* START *

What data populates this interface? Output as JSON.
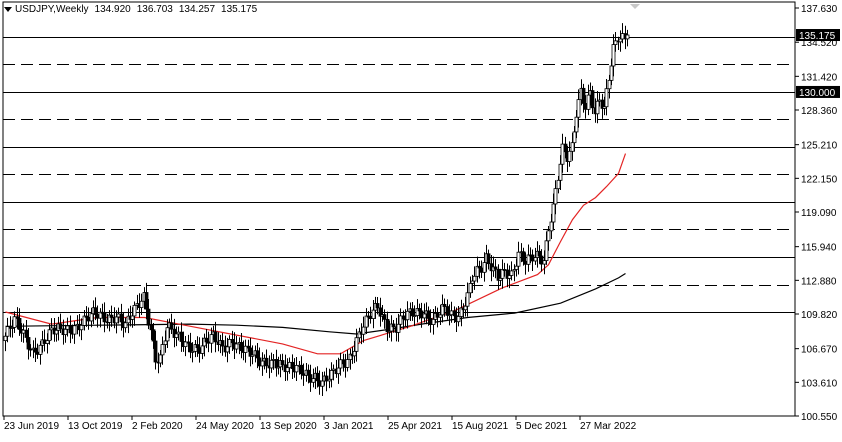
{
  "header": {
    "symbol_timeframe": "USDJPY,Weekly",
    "open": "134.920",
    "high": "136.703",
    "low": "134.257",
    "close": "135.175"
  },
  "colors": {
    "background": "#ffffff",
    "candle": "#000000",
    "bull_body": "#ffffff",
    "bear_body": "#000000",
    "ma_fast": "#e32424",
    "ma_slow": "#000000",
    "level_line": "#000000",
    "price_label_bg": "#000000",
    "price_label_text": "#ffffff"
  },
  "chart_data": {
    "type": "candlestick",
    "x_tick_labels": [
      "23 Jun 2019",
      "13 Oct 2019",
      "2 Feb 2020",
      "24 May 2020",
      "13 Sep 2020",
      "3 Jan 2021",
      "25 Apr 2021",
      "15 Aug 2021",
      "5 Dec 2021",
      "27 Mar 2022"
    ],
    "y_tick_labels": [
      "137.630",
      "134.520",
      "131.420",
      "128.360",
      "125.210",
      "122.150",
      "119.090",
      "115.940",
      "112.880",
      "109.820",
      "106.670",
      "103.610",
      "100.550"
    ],
    "ylim": [
      100.55,
      137.63
    ],
    "grid": false,
    "current_price_label": "135.175",
    "marked_level_label": "130.000",
    "horizontal_levels": [
      {
        "price": 135.0,
        "style": "solid"
      },
      {
        "price": 132.5,
        "style": "dashed"
      },
      {
        "price": 130.0,
        "style": "solid"
      },
      {
        "price": 127.5,
        "style": "dashed"
      },
      {
        "price": 125.0,
        "style": "solid"
      },
      {
        "price": 122.5,
        "style": "dashed"
      },
      {
        "price": 120.0,
        "style": "solid"
      },
      {
        "price": 117.5,
        "style": "dashed"
      },
      {
        "price": 115.0,
        "style": "solid"
      },
      {
        "price": 112.5,
        "style": "dashed"
      },
      {
        "price": 110.0,
        "style": "solid"
      }
    ],
    "close_path": [
      [
        0,
        107.8
      ],
      [
        4,
        109.0
      ],
      [
        8,
        107.9
      ],
      [
        12,
        106.6
      ],
      [
        16,
        107.2
      ],
      [
        20,
        108.0
      ],
      [
        26,
        108.4
      ],
      [
        32,
        109.0
      ],
      [
        38,
        109.6
      ],
      [
        44,
        109.5
      ],
      [
        48,
        109.9
      ],
      [
        52,
        108.7
      ],
      [
        56,
        109.9
      ],
      [
        60,
        111.4
      ],
      [
        63,
        108.6
      ],
      [
        65,
        106.0
      ],
      [
        67,
        105.9
      ],
      [
        70,
        108.5
      ],
      [
        73,
        107.8
      ],
      [
        78,
        107.2
      ],
      [
        84,
        106.8
      ],
      [
        90,
        107.5
      ],
      [
        94,
        106.8
      ],
      [
        98,
        107.6
      ],
      [
        104,
        106.3
      ],
      [
        110,
        105.5
      ],
      [
        116,
        105.7
      ],
      [
        122,
        104.6
      ],
      [
        128,
        104.8
      ],
      [
        134,
        104.2
      ],
      [
        137,
        103.4
      ],
      [
        141,
        104.0
      ],
      [
        145,
        105.3
      ],
      [
        149,
        106.1
      ],
      [
        153,
        107.9
      ],
      [
        157,
        109.2
      ],
      [
        161,
        110.5
      ],
      [
        165,
        108.9
      ],
      [
        169,
        108.7
      ],
      [
        173,
        109.4
      ],
      [
        177,
        109.8
      ],
      [
        181,
        110.2
      ],
      [
        185,
        109.4
      ],
      [
        189,
        110.1
      ],
      [
        193,
        109.4
      ],
      [
        196,
        109.6
      ],
      [
        198,
        110.7
      ],
      [
        200,
        111.8
      ],
      [
        202,
        113.4
      ],
      [
        204,
        113.7
      ],
      [
        206,
        113.8
      ],
      [
        208,
        114.5
      ],
      [
        210,
        113.9
      ],
      [
        213,
        113.3
      ],
      [
        216,
        114.0
      ],
      [
        219,
        113.5
      ],
      [
        222,
        115.1
      ],
      [
        225,
        114.3
      ],
      [
        228,
        114.9
      ],
      [
        231,
        115.3
      ],
      [
        233,
        114.9
      ],
      [
        235,
        117.9
      ],
      [
        237,
        119.6
      ],
      [
        239,
        122.2
      ],
      [
        241,
        124.5
      ],
      [
        243,
        123.8
      ],
      [
        245,
        124.8
      ],
      [
        247,
        128.2
      ],
      [
        249,
        130.3
      ],
      [
        251,
        129.0
      ],
      [
        253,
        130.2
      ],
      [
        255,
        128.0
      ],
      [
        257,
        129.1
      ],
      [
        259,
        128.1
      ],
      [
        261,
        131.1
      ],
      [
        263,
        133.9
      ],
      [
        265,
        135.2
      ]
    ],
    "ma_fast": [
      [
        0,
        110.0
      ],
      [
        20,
        108.9
      ],
      [
        40,
        109.5
      ],
      [
        60,
        109.5
      ],
      [
        80,
        108.7
      ],
      [
        100,
        107.9
      ],
      [
        120,
        107.1
      ],
      [
        135,
        106.2
      ],
      [
        145,
        106.2
      ],
      [
        155,
        107.4
      ],
      [
        175,
        108.7
      ],
      [
        195,
        110.2
      ],
      [
        215,
        112.2
      ],
      [
        230,
        113.4
      ],
      [
        235,
        114.3
      ],
      [
        240,
        116.4
      ],
      [
        245,
        118.4
      ],
      [
        250,
        119.7
      ],
      [
        255,
        120.4
      ],
      [
        260,
        121.4
      ],
      [
        265,
        122.6
      ],
      [
        268,
        124.4
      ]
    ],
    "ma_slow": [
      [
        0,
        108.7
      ],
      [
        40,
        108.8
      ],
      [
        80,
        108.9
      ],
      [
        100,
        108.8
      ],
      [
        120,
        108.6
      ],
      [
        140,
        108.2
      ],
      [
        152,
        108.0
      ],
      [
        165,
        108.4
      ],
      [
        180,
        108.9
      ],
      [
        200,
        109.5
      ],
      [
        220,
        109.9
      ],
      [
        240,
        110.8
      ],
      [
        255,
        112.1
      ],
      [
        265,
        113.1
      ],
      [
        268,
        113.5
      ]
    ],
    "n_bars": 270
  }
}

* END *

(GIVEN INSTRUCTION): Your task is to set down the records shown above exactly, minus any pictures.

(RESULT):
What data populates this interface? Output as JSON.
{
  "header": {
    "symbol_timeframe": "USDJPY,Weekly",
    "open": "134.920",
    "high": "136.703",
    "low": "134.257",
    "close": "135.175"
  },
  "colors": {
    "background": "#ffffff",
    "candle": "#000000",
    "bull_body": "#ffffff",
    "bear_body": "#000000",
    "ma_fast": "#e32424",
    "ma_slow": "#000000",
    "level_line": "#000000",
    "price_label_bg": "#000000",
    "price_label_text": "#ffffff"
  },
  "chart_data": {
    "type": "candlestick",
    "x_tick_labels": [
      "23 Jun 2019",
      "13 Oct 2019",
      "2 Feb 2020",
      "24 May 2020",
      "13 Sep 2020",
      "3 Jan 2021",
      "25 Apr 2021",
      "15 Aug 2021",
      "5 Dec 2021",
      "27 Mar 2022"
    ],
    "y_tick_labels": [
      "137.630",
      "134.520",
      "131.420",
      "128.360",
      "125.210",
      "122.150",
      "119.090",
      "115.940",
      "112.880",
      "109.820",
      "106.670",
      "103.610",
      "100.550"
    ],
    "ylim": [
      100.55,
      137.63
    ],
    "grid": false,
    "current_price_label": "135.175",
    "marked_level_label": "130.000",
    "horizontal_levels": [
      {
        "price": 135.0,
        "style": "solid"
      },
      {
        "price": 132.5,
        "style": "dashed"
      },
      {
        "price": 130.0,
        "style": "solid"
      },
      {
        "price": 127.5,
        "style": "dashed"
      },
      {
        "price": 125.0,
        "style": "solid"
      },
      {
        "price": 122.5,
        "style": "dashed"
      },
      {
        "price": 120.0,
        "style": "solid"
      },
      {
        "price": 117.5,
        "style": "dashed"
      },
      {
        "price": 115.0,
        "style": "solid"
      },
      {
        "price": 112.5,
        "style": "dashed"
      },
      {
        "price": 110.0,
        "style": "solid"
      }
    ],
    "close_path": [
      [
        0,
        107.8
      ],
      [
        4,
        109.0
      ],
      [
        8,
        107.9
      ],
      [
        12,
        106.6
      ],
      [
        16,
        107.2
      ],
      [
        20,
        108.0
      ],
      [
        26,
        108.4
      ],
      [
        32,
        109.0
      ],
      [
        38,
        109.6
      ],
      [
        44,
        109.5
      ],
      [
        48,
        109.9
      ],
      [
        52,
        108.7
      ],
      [
        56,
        109.9
      ],
      [
        60,
        111.4
      ],
      [
        63,
        108.6
      ],
      [
        65,
        106.0
      ],
      [
        67,
        105.9
      ],
      [
        70,
        108.5
      ],
      [
        73,
        107.8
      ],
      [
        78,
        107.2
      ],
      [
        84,
        106.8
      ],
      [
        90,
        107.5
      ],
      [
        94,
        106.8
      ],
      [
        98,
        107.6
      ],
      [
        104,
        106.3
      ],
      [
        110,
        105.5
      ],
      [
        116,
        105.7
      ],
      [
        122,
        104.6
      ],
      [
        128,
        104.8
      ],
      [
        134,
        104.2
      ],
      [
        137,
        103.4
      ],
      [
        141,
        104.0
      ],
      [
        145,
        105.3
      ],
      [
        149,
        106.1
      ],
      [
        153,
        107.9
      ],
      [
        157,
        109.2
      ],
      [
        161,
        110.5
      ],
      [
        165,
        108.9
      ],
      [
        169,
        108.7
      ],
      [
        173,
        109.4
      ],
      [
        177,
        109.8
      ],
      [
        181,
        110.2
      ],
      [
        185,
        109.4
      ],
      [
        189,
        110.1
      ],
      [
        193,
        109.4
      ],
      [
        196,
        109.6
      ],
      [
        198,
        110.7
      ],
      [
        200,
        111.8
      ],
      [
        202,
        113.4
      ],
      [
        204,
        113.7
      ],
      [
        206,
        113.8
      ],
      [
        208,
        114.5
      ],
      [
        210,
        113.9
      ],
      [
        213,
        113.3
      ],
      [
        216,
        114.0
      ],
      [
        219,
        113.5
      ],
      [
        222,
        115.1
      ],
      [
        225,
        114.3
      ],
      [
        228,
        114.9
      ],
      [
        231,
        115.3
      ],
      [
        233,
        114.9
      ],
      [
        235,
        117.9
      ],
      [
        237,
        119.6
      ],
      [
        239,
        122.2
      ],
      [
        241,
        124.5
      ],
      [
        243,
        123.8
      ],
      [
        245,
        124.8
      ],
      [
        247,
        128.2
      ],
      [
        249,
        130.3
      ],
      [
        251,
        129.0
      ],
      [
        253,
        130.2
      ],
      [
        255,
        128.0
      ],
      [
        257,
        129.1
      ],
      [
        259,
        128.1
      ],
      [
        261,
        131.1
      ],
      [
        263,
        133.9
      ],
      [
        265,
        135.2
      ]
    ],
    "ma_fast": [
      [
        0,
        110.0
      ],
      [
        20,
        108.9
      ],
      [
        40,
        109.5
      ],
      [
        60,
        109.5
      ],
      [
        80,
        108.7
      ],
      [
        100,
        107.9
      ],
      [
        120,
        107.1
      ],
      [
        135,
        106.2
      ],
      [
        145,
        106.2
      ],
      [
        155,
        107.4
      ],
      [
        175,
        108.7
      ],
      [
        195,
        110.2
      ],
      [
        215,
        112.2
      ],
      [
        230,
        113.4
      ],
      [
        235,
        114.3
      ],
      [
        240,
        116.4
      ],
      [
        245,
        118.4
      ],
      [
        250,
        119.7
      ],
      [
        255,
        120.4
      ],
      [
        260,
        121.4
      ],
      [
        265,
        122.6
      ],
      [
        268,
        124.4
      ]
    ],
    "ma_slow": [
      [
        0,
        108.7
      ],
      [
        40,
        108.8
      ],
      [
        80,
        108.9
      ],
      [
        100,
        108.8
      ],
      [
        120,
        108.6
      ],
      [
        140,
        108.2
      ],
      [
        152,
        108.0
      ],
      [
        165,
        108.4
      ],
      [
        180,
        108.9
      ],
      [
        200,
        109.5
      ],
      [
        220,
        109.9
      ],
      [
        240,
        110.8
      ],
      [
        255,
        112.1
      ],
      [
        265,
        113.1
      ],
      [
        268,
        113.5
      ]
    ],
    "n_bars": 270
  }
}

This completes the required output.